THE TASK:
Write out all of the data without omission, exactly as shown.

SUPPLIED RECORDS:
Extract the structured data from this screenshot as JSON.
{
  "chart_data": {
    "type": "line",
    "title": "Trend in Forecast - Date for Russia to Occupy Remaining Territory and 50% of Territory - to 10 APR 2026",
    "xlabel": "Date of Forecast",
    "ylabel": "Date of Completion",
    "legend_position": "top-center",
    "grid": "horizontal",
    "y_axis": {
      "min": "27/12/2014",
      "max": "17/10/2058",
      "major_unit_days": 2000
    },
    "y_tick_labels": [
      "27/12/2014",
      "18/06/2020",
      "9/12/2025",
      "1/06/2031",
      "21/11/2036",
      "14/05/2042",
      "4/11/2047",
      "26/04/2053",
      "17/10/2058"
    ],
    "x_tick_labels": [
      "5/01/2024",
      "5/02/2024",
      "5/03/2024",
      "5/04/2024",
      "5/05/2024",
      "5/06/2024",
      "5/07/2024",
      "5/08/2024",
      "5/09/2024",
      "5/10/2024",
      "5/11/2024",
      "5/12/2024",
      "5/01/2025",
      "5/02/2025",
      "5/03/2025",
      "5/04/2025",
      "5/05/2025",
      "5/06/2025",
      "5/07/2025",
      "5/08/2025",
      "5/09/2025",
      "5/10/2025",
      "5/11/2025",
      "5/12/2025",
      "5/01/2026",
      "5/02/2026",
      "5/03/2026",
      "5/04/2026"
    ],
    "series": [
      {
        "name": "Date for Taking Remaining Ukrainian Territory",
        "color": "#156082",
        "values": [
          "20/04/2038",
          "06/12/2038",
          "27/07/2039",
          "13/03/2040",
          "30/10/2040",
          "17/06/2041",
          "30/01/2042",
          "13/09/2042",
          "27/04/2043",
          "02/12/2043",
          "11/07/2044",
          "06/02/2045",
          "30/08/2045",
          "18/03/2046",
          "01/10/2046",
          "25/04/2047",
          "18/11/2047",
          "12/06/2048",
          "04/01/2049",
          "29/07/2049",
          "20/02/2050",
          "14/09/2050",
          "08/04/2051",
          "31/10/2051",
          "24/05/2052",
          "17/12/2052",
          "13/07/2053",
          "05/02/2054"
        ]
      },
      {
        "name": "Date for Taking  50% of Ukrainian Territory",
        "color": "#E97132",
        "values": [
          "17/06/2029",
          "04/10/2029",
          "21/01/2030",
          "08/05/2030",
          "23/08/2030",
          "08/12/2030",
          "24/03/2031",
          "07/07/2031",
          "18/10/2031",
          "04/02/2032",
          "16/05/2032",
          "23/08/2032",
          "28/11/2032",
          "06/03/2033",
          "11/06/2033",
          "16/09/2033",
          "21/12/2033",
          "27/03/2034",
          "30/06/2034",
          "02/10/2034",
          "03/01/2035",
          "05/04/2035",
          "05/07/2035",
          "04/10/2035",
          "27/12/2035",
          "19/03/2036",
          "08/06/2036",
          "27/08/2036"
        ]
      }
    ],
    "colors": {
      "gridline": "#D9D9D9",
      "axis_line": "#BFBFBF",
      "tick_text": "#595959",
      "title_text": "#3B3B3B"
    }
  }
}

WRITTEN REPLY:
Extract the structured data from this screenshot as JSON.
{
  "chart_data": {
    "type": "line",
    "title": "Trend in Forecast - Date for Russia to Occupy Remaining Territory and 50% of Territory - to 10 APR 2026",
    "xlabel": "Date of Forecast",
    "ylabel": "Date of Completion",
    "legend_position": "top-center",
    "grid": "horizontal",
    "y_axis": {
      "min": "27/12/2014",
      "max": "17/10/2058",
      "major_unit_days": 2000
    },
    "y_tick_labels": [
      "27/12/2014",
      "18/06/2020",
      "9/12/2025",
      "1/06/2031",
      "21/11/2036",
      "14/05/2042",
      "4/11/2047",
      "26/04/2053",
      "17/10/2058"
    ],
    "x_tick_labels": [
      "5/01/2024",
      "5/02/2024",
      "5/03/2024",
      "5/04/2024",
      "5/05/2024",
      "5/06/2024",
      "5/07/2024",
      "5/08/2024",
      "5/09/2024",
      "5/10/2024",
      "5/11/2024",
      "5/12/2024",
      "5/01/2025",
      "5/02/2025",
      "5/03/2025",
      "5/04/2025",
      "5/05/2025",
      "5/06/2025",
      "5/07/2025",
      "5/08/2025",
      "5/09/2025",
      "5/10/2025",
      "5/11/2025",
      "5/12/2025",
      "5/01/2026",
      "5/02/2026",
      "5/03/2026",
      "5/04/2026"
    ],
    "series": [
      {
        "name": "Date for Taking Remaining Ukrainian Territory",
        "color": "#156082",
        "values": [
          "20/04/2038",
          "06/12/2038",
          "27/07/2039",
          "13/03/2040",
          "30/10/2040",
          "17/06/2041",
          "30/01/2042",
          "13/09/2042",
          "27/04/2043",
          "02/12/2043",
          "11/07/2044",
          "06/02/2045",
          "30/08/2045",
          "18/03/2046",
          "01/10/2046",
          "25/04/2047",
          "18/11/2047",
          "12/06/2048",
          "04/01/2049",
          "29/07/2049",
          "20/02/2050",
          "14/09/2050",
          "08/04/2051",
          "31/10/2051",
          "24/05/2052",
          "17/12/2052",
          "13/07/2053",
          "05/02/2054"
        ]
      },
      {
        "name": "Date for Taking  50% of Ukrainian Territory",
        "color": "#E97132",
        "values": [
          "17/06/2029",
          "04/10/2029",
          "21/01/2030",
          "08/05/2030",
          "23/08/2030",
          "08/12/2030",
          "24/03/2031",
          "07/07/2031",
          "18/10/2031",
          "04/02/2032",
          "16/05/2032",
          "23/08/2032",
          "28/11/2032",
          "06/03/2033",
          "11/06/2033",
          "16/09/2033",
          "21/12/2033",
          "27/03/2034",
          "30/06/2034",
          "02/10/2034",
          "03/01/2035",
          "05/04/2035",
          "05/07/2035",
          "04/10/2035",
          "27/12/2035",
          "19/03/2036",
          "08/06/2036",
          "27/08/2036"
        ]
      }
    ],
    "colors": {
      "gridline": "#D9D9D9",
      "axis_line": "#BFBFBF",
      "tick_text": "#595959",
      "title_text": "#3B3B3B"
    }
  }
}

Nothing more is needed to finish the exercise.